# [DIRECTION]
Show only lines that include "this".

# [SUPPLIED DATA]
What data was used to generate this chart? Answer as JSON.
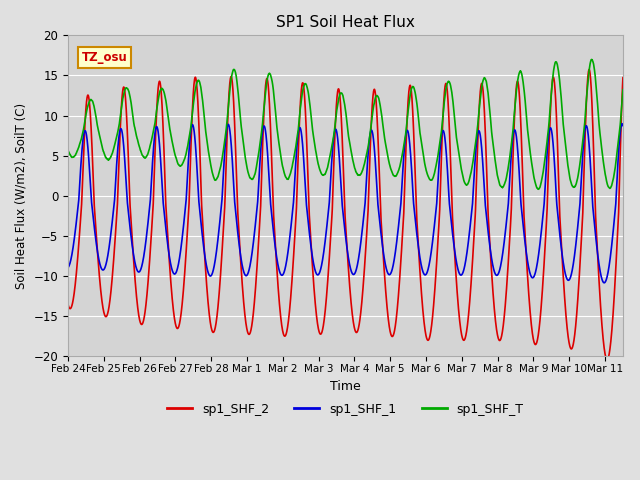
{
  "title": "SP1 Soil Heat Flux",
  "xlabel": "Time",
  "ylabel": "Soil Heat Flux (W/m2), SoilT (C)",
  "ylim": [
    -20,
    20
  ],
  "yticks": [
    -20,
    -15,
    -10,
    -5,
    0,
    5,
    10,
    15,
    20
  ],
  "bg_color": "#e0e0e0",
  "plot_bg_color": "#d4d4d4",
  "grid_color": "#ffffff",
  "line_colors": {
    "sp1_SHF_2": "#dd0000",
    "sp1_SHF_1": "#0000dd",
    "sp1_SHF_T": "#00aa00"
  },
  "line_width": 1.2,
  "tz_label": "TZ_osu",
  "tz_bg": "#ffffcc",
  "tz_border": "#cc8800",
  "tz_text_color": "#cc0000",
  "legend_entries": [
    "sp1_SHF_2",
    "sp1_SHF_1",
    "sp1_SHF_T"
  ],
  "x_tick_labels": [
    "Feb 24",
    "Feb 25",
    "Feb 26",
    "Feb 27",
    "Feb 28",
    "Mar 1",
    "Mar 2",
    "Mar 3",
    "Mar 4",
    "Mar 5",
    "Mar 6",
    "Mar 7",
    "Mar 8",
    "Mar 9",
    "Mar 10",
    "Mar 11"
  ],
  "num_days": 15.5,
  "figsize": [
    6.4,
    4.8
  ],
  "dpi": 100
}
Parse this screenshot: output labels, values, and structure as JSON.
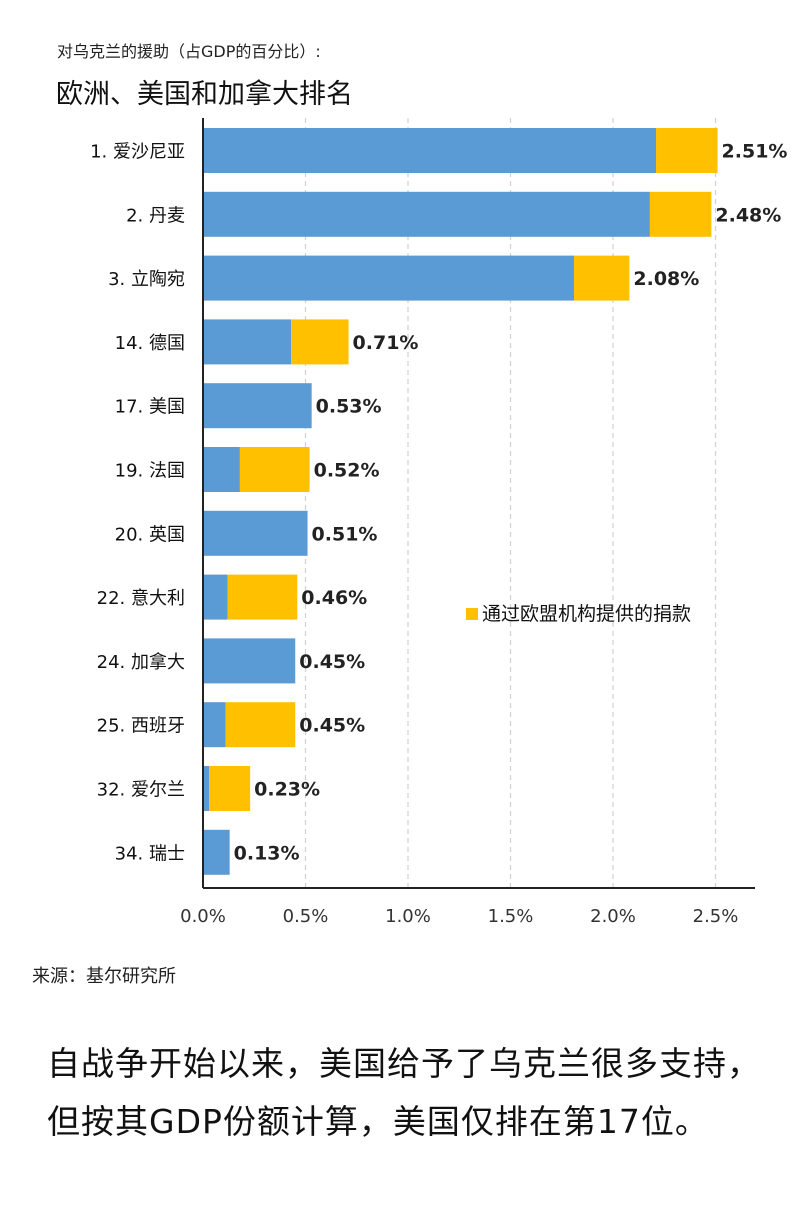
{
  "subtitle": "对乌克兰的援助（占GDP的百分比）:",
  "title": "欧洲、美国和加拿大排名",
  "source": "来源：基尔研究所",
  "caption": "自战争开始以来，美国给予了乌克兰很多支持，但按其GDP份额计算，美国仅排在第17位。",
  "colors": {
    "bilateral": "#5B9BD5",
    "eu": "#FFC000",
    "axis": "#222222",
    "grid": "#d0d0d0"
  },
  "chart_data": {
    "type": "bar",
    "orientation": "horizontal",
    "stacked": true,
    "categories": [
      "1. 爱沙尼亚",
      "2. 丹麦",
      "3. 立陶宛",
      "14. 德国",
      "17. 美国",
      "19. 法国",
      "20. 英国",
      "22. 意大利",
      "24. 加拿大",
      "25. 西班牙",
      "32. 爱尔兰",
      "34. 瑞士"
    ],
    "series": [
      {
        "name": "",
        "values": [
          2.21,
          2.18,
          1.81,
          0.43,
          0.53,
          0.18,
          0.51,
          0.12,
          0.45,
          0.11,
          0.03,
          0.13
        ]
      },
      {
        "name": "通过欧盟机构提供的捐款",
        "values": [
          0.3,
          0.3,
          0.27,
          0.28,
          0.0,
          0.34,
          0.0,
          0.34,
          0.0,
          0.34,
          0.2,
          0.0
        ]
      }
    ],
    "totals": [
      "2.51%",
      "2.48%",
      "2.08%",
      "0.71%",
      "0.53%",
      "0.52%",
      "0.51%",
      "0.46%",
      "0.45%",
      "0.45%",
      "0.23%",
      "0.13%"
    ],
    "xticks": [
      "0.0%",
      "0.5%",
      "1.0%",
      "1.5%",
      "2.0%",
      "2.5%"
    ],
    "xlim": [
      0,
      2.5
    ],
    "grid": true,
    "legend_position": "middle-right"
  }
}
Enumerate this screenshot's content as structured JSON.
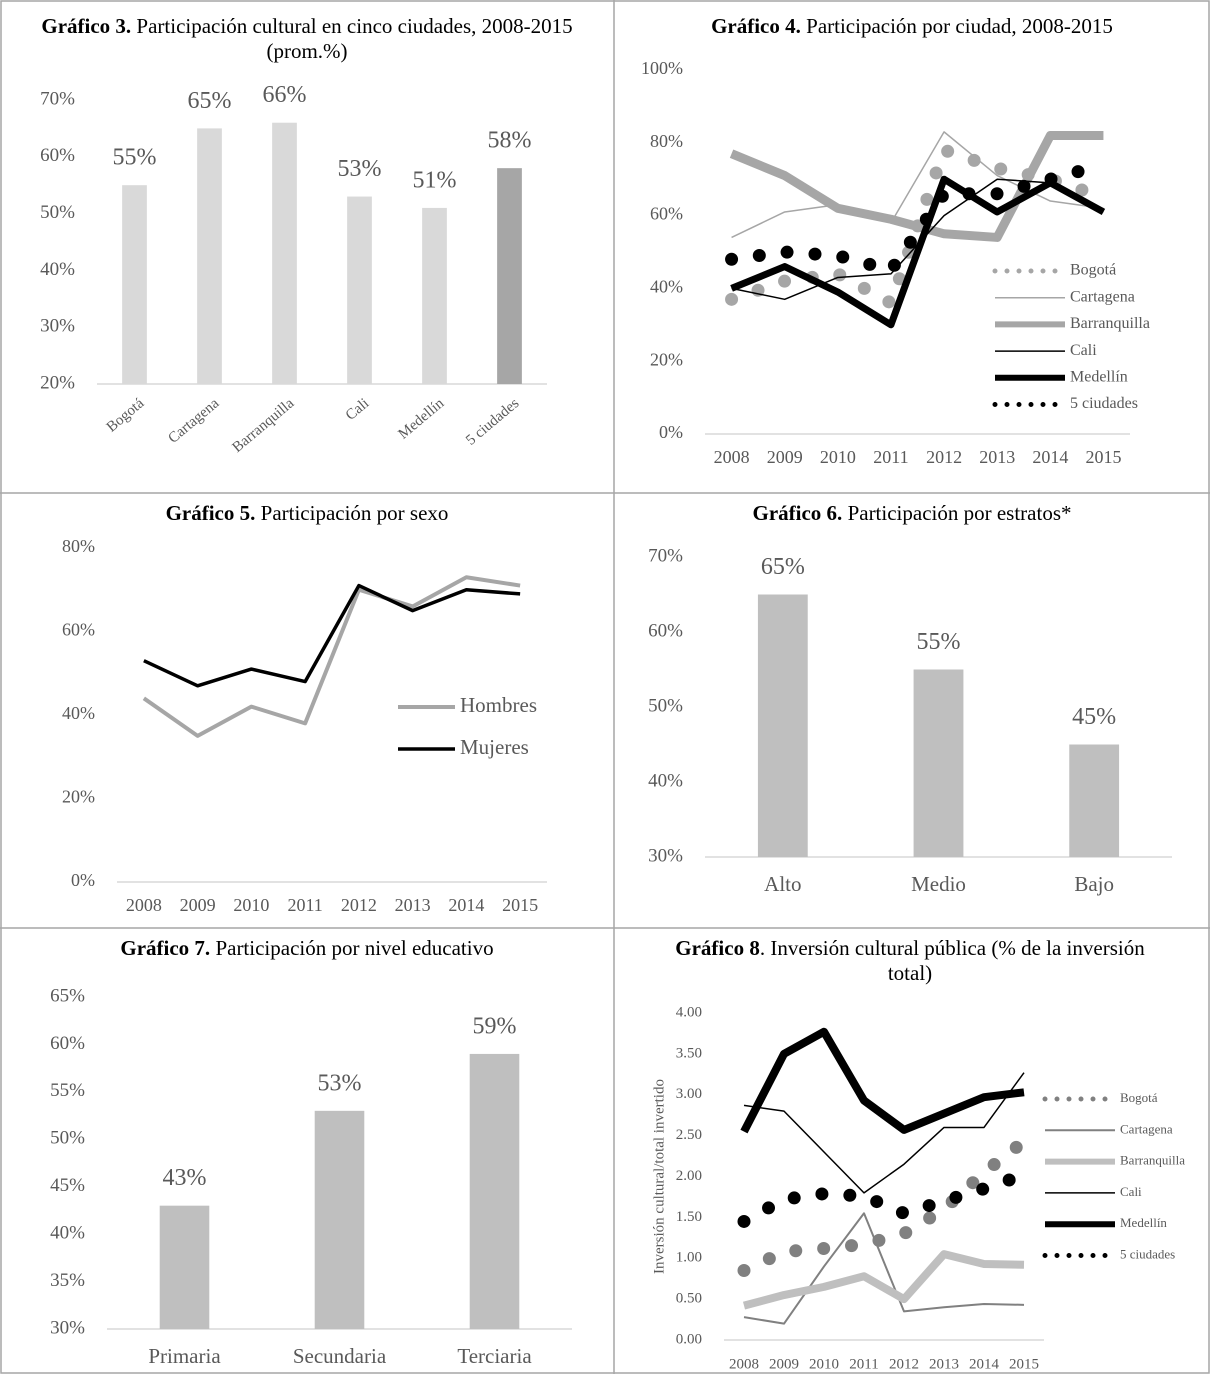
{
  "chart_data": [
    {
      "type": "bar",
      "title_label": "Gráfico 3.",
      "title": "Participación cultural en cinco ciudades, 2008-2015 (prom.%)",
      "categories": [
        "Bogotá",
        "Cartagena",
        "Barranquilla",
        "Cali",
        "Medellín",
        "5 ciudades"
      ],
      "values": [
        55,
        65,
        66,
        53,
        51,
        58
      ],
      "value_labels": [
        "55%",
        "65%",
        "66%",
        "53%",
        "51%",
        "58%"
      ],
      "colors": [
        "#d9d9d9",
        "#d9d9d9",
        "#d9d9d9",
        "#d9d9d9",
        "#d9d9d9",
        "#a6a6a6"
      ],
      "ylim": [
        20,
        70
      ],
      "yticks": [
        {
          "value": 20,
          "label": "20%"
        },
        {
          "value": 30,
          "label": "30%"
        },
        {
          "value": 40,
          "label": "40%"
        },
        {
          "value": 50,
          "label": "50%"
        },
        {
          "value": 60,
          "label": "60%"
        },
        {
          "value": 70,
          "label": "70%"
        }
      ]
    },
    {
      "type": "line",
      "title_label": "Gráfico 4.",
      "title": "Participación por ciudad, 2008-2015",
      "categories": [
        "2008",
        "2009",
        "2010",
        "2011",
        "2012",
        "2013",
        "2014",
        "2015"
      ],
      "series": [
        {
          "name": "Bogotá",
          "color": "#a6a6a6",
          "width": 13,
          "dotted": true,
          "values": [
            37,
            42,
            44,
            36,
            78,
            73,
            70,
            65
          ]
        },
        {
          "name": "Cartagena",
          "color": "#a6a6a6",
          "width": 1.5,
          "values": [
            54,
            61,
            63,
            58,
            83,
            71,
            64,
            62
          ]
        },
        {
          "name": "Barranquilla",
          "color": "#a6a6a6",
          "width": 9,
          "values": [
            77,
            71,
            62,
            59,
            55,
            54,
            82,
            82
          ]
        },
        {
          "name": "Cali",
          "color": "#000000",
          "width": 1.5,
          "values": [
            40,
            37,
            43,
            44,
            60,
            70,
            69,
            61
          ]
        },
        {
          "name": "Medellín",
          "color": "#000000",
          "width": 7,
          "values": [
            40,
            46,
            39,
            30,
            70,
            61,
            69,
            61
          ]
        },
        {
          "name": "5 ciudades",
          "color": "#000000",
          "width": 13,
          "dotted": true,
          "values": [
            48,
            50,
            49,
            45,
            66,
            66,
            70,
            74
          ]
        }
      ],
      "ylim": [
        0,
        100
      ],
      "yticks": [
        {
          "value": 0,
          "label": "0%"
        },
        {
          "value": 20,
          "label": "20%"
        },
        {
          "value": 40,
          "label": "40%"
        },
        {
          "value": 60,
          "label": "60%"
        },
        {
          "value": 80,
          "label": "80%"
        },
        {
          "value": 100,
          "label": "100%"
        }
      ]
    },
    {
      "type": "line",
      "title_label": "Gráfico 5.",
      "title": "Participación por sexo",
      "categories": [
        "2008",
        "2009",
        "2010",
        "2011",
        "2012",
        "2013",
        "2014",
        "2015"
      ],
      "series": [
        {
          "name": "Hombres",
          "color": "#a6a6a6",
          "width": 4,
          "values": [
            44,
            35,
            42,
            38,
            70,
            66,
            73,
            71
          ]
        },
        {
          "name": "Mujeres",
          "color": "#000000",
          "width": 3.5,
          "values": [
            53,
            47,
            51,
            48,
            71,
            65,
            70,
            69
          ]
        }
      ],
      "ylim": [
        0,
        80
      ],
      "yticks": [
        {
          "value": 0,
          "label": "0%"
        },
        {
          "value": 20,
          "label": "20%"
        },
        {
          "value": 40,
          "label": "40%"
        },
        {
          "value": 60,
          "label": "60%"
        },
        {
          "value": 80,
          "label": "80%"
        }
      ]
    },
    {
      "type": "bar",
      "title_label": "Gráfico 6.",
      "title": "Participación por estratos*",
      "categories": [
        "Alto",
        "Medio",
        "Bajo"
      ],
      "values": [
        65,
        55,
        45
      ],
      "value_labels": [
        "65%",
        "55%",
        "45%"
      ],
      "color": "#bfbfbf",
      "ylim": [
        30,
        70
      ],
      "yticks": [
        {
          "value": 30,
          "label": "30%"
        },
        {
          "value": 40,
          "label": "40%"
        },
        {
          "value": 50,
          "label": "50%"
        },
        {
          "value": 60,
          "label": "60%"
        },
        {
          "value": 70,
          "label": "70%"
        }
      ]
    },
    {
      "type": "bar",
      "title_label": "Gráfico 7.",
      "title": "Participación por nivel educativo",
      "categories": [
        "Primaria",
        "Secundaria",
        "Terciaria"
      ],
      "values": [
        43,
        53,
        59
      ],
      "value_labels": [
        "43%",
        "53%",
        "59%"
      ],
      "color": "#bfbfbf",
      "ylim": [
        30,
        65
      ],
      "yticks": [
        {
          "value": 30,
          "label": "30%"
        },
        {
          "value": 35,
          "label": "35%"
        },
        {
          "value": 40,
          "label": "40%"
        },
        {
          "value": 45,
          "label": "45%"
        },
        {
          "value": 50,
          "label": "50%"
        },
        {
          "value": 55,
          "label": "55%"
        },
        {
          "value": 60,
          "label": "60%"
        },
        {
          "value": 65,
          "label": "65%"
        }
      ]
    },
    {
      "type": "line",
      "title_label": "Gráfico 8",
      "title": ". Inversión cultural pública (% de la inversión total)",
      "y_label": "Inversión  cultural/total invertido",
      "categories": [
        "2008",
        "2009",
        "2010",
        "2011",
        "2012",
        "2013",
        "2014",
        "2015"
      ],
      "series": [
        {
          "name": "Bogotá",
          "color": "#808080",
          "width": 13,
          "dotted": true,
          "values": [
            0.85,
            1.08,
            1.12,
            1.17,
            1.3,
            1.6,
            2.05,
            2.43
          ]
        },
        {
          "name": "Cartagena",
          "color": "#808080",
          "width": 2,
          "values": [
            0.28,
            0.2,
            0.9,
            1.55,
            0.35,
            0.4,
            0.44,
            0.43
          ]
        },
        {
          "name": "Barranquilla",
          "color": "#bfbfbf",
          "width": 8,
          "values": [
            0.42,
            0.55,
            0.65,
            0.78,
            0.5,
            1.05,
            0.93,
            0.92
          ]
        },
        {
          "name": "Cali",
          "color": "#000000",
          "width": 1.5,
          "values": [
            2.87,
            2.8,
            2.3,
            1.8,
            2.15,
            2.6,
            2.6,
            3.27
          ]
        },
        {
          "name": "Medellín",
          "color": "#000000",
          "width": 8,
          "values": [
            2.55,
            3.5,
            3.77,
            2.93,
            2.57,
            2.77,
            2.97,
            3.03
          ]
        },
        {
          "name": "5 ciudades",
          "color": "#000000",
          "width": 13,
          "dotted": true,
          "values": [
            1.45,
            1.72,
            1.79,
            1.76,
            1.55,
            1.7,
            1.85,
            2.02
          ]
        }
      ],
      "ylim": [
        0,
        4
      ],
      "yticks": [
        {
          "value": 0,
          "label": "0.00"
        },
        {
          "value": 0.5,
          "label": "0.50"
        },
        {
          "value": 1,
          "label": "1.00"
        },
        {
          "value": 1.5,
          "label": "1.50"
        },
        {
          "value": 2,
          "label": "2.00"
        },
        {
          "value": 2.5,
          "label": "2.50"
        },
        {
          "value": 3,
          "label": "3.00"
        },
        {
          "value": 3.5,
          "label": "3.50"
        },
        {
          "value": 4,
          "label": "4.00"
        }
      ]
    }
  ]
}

# [SOLUTION TO THE PROBLEM]
What data was used to generate this chart? Answer as JSON.
Parse this screenshot: output labels, values, and structure as JSON.
Enumerate this screenshot's content as structured JSON.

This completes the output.